> EXERCISE DETAILS
Reading the listing below, count the lines that contain the word "Oddziały" and give that count alone.

[Start of PROVIDED MATERIAL]

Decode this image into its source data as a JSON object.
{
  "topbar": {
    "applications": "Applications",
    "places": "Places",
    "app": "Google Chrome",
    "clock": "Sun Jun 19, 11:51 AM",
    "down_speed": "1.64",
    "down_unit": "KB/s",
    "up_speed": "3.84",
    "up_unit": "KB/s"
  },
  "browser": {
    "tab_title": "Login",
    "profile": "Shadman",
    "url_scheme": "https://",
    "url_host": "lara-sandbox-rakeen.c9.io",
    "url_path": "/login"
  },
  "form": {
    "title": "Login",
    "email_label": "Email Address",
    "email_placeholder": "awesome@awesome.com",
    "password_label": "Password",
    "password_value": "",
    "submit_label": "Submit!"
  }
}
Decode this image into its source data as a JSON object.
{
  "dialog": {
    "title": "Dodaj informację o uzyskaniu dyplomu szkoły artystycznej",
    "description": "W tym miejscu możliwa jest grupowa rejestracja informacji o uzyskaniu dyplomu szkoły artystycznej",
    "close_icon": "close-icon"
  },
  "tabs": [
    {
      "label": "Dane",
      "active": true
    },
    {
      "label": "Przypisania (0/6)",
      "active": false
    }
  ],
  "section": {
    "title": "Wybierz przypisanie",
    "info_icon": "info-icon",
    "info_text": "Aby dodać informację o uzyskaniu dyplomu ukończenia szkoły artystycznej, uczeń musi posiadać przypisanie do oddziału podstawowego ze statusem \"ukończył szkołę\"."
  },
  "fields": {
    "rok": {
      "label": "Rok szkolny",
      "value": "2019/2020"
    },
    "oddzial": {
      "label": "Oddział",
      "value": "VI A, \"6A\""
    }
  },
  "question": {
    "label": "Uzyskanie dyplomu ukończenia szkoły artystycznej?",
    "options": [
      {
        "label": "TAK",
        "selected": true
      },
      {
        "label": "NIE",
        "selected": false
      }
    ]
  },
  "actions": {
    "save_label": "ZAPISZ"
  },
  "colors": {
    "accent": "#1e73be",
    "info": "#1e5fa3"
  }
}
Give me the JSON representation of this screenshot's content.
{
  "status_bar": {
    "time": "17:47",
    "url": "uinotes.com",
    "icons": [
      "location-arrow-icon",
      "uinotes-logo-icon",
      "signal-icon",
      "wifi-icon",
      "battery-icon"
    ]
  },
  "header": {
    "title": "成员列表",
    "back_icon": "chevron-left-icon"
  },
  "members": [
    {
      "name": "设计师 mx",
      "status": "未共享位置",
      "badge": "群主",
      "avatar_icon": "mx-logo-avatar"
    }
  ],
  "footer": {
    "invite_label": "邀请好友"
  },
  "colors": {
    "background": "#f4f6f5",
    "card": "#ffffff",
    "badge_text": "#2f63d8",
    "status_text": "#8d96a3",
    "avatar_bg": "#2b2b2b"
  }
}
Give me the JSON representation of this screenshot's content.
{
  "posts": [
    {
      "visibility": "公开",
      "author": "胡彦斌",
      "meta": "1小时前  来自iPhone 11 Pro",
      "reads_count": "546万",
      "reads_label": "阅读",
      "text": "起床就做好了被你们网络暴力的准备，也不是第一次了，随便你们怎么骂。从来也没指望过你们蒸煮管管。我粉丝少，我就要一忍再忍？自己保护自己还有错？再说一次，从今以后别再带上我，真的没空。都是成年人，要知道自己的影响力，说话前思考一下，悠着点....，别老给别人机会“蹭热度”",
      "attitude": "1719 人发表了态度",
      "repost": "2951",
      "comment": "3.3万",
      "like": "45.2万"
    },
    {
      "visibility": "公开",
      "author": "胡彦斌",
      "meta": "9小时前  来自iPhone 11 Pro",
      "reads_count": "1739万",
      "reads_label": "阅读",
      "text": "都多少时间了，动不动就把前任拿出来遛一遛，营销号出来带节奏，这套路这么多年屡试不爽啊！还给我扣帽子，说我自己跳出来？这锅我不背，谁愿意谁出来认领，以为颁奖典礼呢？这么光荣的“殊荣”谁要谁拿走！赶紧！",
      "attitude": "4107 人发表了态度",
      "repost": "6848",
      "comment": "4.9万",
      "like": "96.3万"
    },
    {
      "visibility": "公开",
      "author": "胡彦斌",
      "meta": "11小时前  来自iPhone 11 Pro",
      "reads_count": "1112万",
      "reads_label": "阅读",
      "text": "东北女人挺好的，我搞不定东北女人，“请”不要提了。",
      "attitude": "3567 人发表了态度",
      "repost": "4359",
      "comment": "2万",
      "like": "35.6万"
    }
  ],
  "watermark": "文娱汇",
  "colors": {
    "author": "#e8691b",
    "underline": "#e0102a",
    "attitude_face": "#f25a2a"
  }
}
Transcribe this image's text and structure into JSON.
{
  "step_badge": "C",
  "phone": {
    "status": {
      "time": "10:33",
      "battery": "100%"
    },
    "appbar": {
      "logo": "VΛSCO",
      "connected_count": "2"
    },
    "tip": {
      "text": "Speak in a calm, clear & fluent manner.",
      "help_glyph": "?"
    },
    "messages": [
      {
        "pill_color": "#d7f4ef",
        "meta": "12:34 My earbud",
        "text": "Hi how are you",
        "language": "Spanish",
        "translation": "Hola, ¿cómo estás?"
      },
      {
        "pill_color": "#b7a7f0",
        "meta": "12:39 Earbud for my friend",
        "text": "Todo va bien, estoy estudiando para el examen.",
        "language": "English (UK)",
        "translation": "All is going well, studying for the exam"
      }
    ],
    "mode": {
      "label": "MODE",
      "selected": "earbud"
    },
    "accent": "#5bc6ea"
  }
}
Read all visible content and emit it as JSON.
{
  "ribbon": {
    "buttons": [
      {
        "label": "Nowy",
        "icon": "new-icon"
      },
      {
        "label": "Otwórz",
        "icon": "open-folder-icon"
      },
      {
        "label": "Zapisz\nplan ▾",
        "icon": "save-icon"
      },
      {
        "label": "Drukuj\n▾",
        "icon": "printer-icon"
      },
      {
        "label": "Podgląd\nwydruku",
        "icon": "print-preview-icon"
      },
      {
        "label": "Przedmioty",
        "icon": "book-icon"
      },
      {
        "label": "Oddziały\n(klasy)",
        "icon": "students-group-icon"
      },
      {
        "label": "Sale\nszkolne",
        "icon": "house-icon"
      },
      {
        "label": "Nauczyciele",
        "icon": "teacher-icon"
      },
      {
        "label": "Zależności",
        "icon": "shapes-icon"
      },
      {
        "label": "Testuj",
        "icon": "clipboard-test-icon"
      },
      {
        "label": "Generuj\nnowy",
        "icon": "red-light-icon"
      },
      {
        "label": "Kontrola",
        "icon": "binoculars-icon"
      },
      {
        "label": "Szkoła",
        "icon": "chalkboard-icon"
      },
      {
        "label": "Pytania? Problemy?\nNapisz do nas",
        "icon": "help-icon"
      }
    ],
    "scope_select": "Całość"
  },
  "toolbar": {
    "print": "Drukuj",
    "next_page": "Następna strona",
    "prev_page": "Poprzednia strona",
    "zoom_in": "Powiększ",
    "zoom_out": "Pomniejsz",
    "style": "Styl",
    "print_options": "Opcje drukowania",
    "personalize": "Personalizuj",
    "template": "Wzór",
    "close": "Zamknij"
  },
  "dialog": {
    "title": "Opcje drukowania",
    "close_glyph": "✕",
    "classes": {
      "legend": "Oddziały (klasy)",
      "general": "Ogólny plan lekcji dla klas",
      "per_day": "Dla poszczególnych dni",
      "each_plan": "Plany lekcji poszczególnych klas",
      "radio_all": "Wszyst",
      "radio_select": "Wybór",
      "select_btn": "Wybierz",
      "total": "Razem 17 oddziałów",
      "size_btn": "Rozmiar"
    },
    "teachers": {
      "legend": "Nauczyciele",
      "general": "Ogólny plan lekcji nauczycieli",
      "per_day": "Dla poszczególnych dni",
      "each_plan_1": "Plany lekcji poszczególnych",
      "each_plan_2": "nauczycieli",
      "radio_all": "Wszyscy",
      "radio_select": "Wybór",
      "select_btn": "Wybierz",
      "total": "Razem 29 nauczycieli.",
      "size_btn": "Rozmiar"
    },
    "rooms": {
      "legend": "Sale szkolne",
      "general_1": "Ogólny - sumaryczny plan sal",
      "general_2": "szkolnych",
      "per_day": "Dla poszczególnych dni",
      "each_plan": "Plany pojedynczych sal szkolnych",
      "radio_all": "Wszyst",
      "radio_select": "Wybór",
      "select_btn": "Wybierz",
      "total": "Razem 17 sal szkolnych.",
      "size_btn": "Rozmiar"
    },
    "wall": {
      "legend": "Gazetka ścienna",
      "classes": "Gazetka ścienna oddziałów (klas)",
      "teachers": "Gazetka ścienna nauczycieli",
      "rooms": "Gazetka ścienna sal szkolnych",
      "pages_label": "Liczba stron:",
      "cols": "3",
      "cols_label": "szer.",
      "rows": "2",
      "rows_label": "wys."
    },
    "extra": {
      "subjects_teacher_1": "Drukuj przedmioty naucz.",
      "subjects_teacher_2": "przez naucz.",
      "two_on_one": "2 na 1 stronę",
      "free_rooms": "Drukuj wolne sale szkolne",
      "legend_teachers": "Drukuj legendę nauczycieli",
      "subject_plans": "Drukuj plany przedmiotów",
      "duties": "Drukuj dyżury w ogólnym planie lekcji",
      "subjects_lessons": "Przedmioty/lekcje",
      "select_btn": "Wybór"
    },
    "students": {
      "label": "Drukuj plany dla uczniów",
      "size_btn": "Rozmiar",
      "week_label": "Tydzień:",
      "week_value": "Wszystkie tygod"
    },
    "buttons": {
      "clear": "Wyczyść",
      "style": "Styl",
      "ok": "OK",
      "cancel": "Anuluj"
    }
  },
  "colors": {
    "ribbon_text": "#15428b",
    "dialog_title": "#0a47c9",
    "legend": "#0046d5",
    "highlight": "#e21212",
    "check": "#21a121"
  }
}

[End of PROVIDED MATERIAL]

> COMPLETE RESPONSE
2